▶ _Exercise input_:
┄┄┄┄┄┄
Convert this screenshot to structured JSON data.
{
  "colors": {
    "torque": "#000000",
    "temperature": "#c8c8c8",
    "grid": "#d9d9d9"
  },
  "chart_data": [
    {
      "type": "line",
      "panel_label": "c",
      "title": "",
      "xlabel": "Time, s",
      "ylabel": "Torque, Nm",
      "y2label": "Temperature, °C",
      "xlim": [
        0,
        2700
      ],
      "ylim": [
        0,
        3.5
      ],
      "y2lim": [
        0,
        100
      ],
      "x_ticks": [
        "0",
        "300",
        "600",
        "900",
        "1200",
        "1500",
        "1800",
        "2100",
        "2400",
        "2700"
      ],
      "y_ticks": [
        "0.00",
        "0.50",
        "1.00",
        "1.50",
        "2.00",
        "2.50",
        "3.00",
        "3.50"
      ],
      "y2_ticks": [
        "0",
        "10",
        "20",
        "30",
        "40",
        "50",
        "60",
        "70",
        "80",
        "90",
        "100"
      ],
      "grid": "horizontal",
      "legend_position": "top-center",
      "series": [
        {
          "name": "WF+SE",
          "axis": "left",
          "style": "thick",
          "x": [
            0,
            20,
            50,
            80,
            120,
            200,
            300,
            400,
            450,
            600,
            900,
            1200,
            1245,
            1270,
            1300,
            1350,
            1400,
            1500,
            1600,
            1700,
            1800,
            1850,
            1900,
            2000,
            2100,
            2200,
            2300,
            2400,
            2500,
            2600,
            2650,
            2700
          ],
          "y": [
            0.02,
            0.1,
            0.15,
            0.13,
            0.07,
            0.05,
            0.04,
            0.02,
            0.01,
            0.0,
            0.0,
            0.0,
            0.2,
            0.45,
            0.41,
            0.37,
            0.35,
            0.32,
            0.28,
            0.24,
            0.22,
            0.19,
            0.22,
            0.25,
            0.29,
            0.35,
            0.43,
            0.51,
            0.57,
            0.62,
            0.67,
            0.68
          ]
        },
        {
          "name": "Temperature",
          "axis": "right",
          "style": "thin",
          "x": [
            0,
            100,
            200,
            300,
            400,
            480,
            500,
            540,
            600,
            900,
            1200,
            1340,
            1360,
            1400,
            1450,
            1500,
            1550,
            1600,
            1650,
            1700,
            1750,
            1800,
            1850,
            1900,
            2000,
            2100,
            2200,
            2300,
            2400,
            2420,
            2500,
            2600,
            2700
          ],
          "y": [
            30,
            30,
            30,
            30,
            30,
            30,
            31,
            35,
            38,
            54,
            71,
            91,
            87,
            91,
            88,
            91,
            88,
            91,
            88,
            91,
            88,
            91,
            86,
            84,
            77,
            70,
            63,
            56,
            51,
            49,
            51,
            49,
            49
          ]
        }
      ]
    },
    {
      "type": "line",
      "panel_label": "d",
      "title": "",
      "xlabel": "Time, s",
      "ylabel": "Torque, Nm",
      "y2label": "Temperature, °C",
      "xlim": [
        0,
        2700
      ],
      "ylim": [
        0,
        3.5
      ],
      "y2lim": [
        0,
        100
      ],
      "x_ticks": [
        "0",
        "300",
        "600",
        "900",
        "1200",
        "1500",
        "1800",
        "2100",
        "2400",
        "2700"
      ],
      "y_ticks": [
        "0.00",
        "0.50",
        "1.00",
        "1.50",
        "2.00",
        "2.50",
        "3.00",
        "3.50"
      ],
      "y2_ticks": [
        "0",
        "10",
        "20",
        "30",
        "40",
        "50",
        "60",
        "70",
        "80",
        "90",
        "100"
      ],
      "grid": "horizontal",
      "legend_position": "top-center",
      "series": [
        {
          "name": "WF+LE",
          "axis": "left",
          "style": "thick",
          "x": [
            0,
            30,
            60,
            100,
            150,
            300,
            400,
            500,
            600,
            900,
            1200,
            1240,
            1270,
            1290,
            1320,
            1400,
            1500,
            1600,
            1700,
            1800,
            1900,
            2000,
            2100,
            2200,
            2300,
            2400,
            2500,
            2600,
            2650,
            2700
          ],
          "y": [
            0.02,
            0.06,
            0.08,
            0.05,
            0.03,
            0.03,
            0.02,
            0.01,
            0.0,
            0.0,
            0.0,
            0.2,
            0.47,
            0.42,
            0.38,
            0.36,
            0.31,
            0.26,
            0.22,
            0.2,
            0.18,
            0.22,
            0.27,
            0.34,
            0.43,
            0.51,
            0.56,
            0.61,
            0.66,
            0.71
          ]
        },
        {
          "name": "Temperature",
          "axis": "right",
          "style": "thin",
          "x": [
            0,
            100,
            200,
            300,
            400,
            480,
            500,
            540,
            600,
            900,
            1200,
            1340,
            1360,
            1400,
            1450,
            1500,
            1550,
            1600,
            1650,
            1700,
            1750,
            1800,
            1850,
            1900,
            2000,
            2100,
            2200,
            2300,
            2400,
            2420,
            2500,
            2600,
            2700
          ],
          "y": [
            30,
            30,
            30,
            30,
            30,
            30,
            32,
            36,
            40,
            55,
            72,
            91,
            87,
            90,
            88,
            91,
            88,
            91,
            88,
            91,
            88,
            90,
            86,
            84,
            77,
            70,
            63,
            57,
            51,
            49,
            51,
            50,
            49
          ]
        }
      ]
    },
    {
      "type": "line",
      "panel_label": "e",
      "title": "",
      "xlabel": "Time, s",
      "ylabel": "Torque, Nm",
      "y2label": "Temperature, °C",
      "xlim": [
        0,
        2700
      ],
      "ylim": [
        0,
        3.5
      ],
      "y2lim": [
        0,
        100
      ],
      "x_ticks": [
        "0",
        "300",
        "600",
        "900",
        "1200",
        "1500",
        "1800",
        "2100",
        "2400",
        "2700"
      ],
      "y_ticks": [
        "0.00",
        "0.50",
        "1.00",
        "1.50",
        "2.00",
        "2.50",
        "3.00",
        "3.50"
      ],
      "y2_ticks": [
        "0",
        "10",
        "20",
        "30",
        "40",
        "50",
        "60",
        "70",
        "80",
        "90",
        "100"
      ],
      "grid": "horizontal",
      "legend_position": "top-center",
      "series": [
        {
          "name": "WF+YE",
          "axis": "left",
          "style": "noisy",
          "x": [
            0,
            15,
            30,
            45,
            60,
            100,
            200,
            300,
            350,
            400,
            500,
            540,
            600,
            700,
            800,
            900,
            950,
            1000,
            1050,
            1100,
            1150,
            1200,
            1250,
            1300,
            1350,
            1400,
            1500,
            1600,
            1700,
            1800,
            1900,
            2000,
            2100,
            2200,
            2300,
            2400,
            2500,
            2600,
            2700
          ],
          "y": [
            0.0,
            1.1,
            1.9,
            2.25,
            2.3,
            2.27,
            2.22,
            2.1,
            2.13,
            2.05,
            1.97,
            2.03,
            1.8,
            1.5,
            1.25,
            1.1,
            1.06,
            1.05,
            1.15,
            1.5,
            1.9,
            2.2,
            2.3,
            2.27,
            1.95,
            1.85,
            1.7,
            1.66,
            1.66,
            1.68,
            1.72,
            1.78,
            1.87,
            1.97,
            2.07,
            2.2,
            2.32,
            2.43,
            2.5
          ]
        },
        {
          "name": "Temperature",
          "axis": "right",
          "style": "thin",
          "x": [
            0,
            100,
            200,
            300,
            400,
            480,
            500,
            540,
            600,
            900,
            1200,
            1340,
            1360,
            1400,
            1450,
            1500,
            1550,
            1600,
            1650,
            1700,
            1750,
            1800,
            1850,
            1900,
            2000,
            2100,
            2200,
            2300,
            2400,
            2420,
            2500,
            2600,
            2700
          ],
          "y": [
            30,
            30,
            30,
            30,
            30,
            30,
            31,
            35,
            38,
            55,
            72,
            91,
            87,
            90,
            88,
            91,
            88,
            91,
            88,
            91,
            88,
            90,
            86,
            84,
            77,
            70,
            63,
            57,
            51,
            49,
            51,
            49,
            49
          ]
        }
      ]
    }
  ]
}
┄┄┄┄┄┄
▶ _Objective_: Copy out the full set of records precisely, leaving nothing out.

▶ _Written reply_:
Convert this screenshot to structured JSON data.
{
  "colors": {
    "torque": "#000000",
    "temperature": "#c8c8c8",
    "grid": "#d9d9d9"
  },
  "chart_data": [
    {
      "type": "line",
      "panel_label": "c",
      "title": "",
      "xlabel": "Time, s",
      "ylabel": "Torque, Nm",
      "y2label": "Temperature, °C",
      "xlim": [
        0,
        2700
      ],
      "ylim": [
        0,
        3.5
      ],
      "y2lim": [
        0,
        100
      ],
      "x_ticks": [
        "0",
        "300",
        "600",
        "900",
        "1200",
        "1500",
        "1800",
        "2100",
        "2400",
        "2700"
      ],
      "y_ticks": [
        "0.00",
        "0.50",
        "1.00",
        "1.50",
        "2.00",
        "2.50",
        "3.00",
        "3.50"
      ],
      "y2_ticks": [
        "0",
        "10",
        "20",
        "30",
        "40",
        "50",
        "60",
        "70",
        "80",
        "90",
        "100"
      ],
      "grid": "horizontal",
      "legend_position": "top-center",
      "series": [
        {
          "name": "WF+SE",
          "axis": "left",
          "style": "thick",
          "x": [
            0,
            20,
            50,
            80,
            120,
            200,
            300,
            400,
            450,
            600,
            900,
            1200,
            1245,
            1270,
            1300,
            1350,
            1400,
            1500,
            1600,
            1700,
            1800,
            1850,
            1900,
            2000,
            2100,
            2200,
            2300,
            2400,
            2500,
            2600,
            2650,
            2700
          ],
          "y": [
            0.02,
            0.1,
            0.15,
            0.13,
            0.07,
            0.05,
            0.04,
            0.02,
            0.01,
            0.0,
            0.0,
            0.0,
            0.2,
            0.45,
            0.41,
            0.37,
            0.35,
            0.32,
            0.28,
            0.24,
            0.22,
            0.19,
            0.22,
            0.25,
            0.29,
            0.35,
            0.43,
            0.51,
            0.57,
            0.62,
            0.67,
            0.68
          ]
        },
        {
          "name": "Temperature",
          "axis": "right",
          "style": "thin",
          "x": [
            0,
            100,
            200,
            300,
            400,
            480,
            500,
            540,
            600,
            900,
            1200,
            1340,
            1360,
            1400,
            1450,
            1500,
            1550,
            1600,
            1650,
            1700,
            1750,
            1800,
            1850,
            1900,
            2000,
            2100,
            2200,
            2300,
            2400,
            2420,
            2500,
            2600,
            2700
          ],
          "y": [
            30,
            30,
            30,
            30,
            30,
            30,
            31,
            35,
            38,
            54,
            71,
            91,
            87,
            91,
            88,
            91,
            88,
            91,
            88,
            91,
            88,
            91,
            86,
            84,
            77,
            70,
            63,
            56,
            51,
            49,
            51,
            49,
            49
          ]
        }
      ]
    },
    {
      "type": "line",
      "panel_label": "d",
      "title": "",
      "xlabel": "Time, s",
      "ylabel": "Torque, Nm",
      "y2label": "Temperature, °C",
      "xlim": [
        0,
        2700
      ],
      "ylim": [
        0,
        3.5
      ],
      "y2lim": [
        0,
        100
      ],
      "x_ticks": [
        "0",
        "300",
        "600",
        "900",
        "1200",
        "1500",
        "1800",
        "2100",
        "2400",
        "2700"
      ],
      "y_ticks": [
        "0.00",
        "0.50",
        "1.00",
        "1.50",
        "2.00",
        "2.50",
        "3.00",
        "3.50"
      ],
      "y2_ticks": [
        "0",
        "10",
        "20",
        "30",
        "40",
        "50",
        "60",
        "70",
        "80",
        "90",
        "100"
      ],
      "grid": "horizontal",
      "legend_position": "top-center",
      "series": [
        {
          "name": "WF+LE",
          "axis": "left",
          "style": "thick",
          "x": [
            0,
            30,
            60,
            100,
            150,
            300,
            400,
            500,
            600,
            900,
            1200,
            1240,
            1270,
            1290,
            1320,
            1400,
            1500,
            1600,
            1700,
            1800,
            1900,
            2000,
            2100,
            2200,
            2300,
            2400,
            2500,
            2600,
            2650,
            2700
          ],
          "y": [
            0.02,
            0.06,
            0.08,
            0.05,
            0.03,
            0.03,
            0.02,
            0.01,
            0.0,
            0.0,
            0.0,
            0.2,
            0.47,
            0.42,
            0.38,
            0.36,
            0.31,
            0.26,
            0.22,
            0.2,
            0.18,
            0.22,
            0.27,
            0.34,
            0.43,
            0.51,
            0.56,
            0.61,
            0.66,
            0.71
          ]
        },
        {
          "name": "Temperature",
          "axis": "right",
          "style": "thin",
          "x": [
            0,
            100,
            200,
            300,
            400,
            480,
            500,
            540,
            600,
            900,
            1200,
            1340,
            1360,
            1400,
            1450,
            1500,
            1550,
            1600,
            1650,
            1700,
            1750,
            1800,
            1850,
            1900,
            2000,
            2100,
            2200,
            2300,
            2400,
            2420,
            2500,
            2600,
            2700
          ],
          "y": [
            30,
            30,
            30,
            30,
            30,
            30,
            32,
            36,
            40,
            55,
            72,
            91,
            87,
            90,
            88,
            91,
            88,
            91,
            88,
            91,
            88,
            90,
            86,
            84,
            77,
            70,
            63,
            57,
            51,
            49,
            51,
            50,
            49
          ]
        }
      ]
    },
    {
      "type": "line",
      "panel_label": "e",
      "title": "",
      "xlabel": "Time, s",
      "ylabel": "Torque, Nm",
      "y2label": "Temperature, °C",
      "xlim": [
        0,
        2700
      ],
      "ylim": [
        0,
        3.5
      ],
      "y2lim": [
        0,
        100
      ],
      "x_ticks": [
        "0",
        "300",
        "600",
        "900",
        "1200",
        "1500",
        "1800",
        "2100",
        "2400",
        "2700"
      ],
      "y_ticks": [
        "0.00",
        "0.50",
        "1.00",
        "1.50",
        "2.00",
        "2.50",
        "3.00",
        "3.50"
      ],
      "y2_ticks": [
        "0",
        "10",
        "20",
        "30",
        "40",
        "50",
        "60",
        "70",
        "80",
        "90",
        "100"
      ],
      "grid": "horizontal",
      "legend_position": "top-center",
      "series": [
        {
          "name": "WF+YE",
          "axis": "left",
          "style": "noisy",
          "x": [
            0,
            15,
            30,
            45,
            60,
            100,
            200,
            300,
            350,
            400,
            500,
            540,
            600,
            700,
            800,
            900,
            950,
            1000,
            1050,
            1100,
            1150,
            1200,
            1250,
            1300,
            1350,
            1400,
            1500,
            1600,
            1700,
            1800,
            1900,
            2000,
            2100,
            2200,
            2300,
            2400,
            2500,
            2600,
            2700
          ],
          "y": [
            0.0,
            1.1,
            1.9,
            2.25,
            2.3,
            2.27,
            2.22,
            2.1,
            2.13,
            2.05,
            1.97,
            2.03,
            1.8,
            1.5,
            1.25,
            1.1,
            1.06,
            1.05,
            1.15,
            1.5,
            1.9,
            2.2,
            2.3,
            2.27,
            1.95,
            1.85,
            1.7,
            1.66,
            1.66,
            1.68,
            1.72,
            1.78,
            1.87,
            1.97,
            2.07,
            2.2,
            2.32,
            2.43,
            2.5
          ]
        },
        {
          "name": "Temperature",
          "axis": "right",
          "style": "thin",
          "x": [
            0,
            100,
            200,
            300,
            400,
            480,
            500,
            540,
            600,
            900,
            1200,
            1340,
            1360,
            1400,
            1450,
            1500,
            1550,
            1600,
            1650,
            1700,
            1750,
            1800,
            1850,
            1900,
            2000,
            2100,
            2200,
            2300,
            2400,
            2420,
            2500,
            2600,
            2700
          ],
          "y": [
            30,
            30,
            30,
            30,
            30,
            30,
            31,
            35,
            38,
            55,
            72,
            91,
            87,
            90,
            88,
            91,
            88,
            91,
            88,
            91,
            88,
            90,
            86,
            84,
            77,
            70,
            63,
            57,
            51,
            49,
            51,
            49,
            49
          ]
        }
      ]
    }
  ]
}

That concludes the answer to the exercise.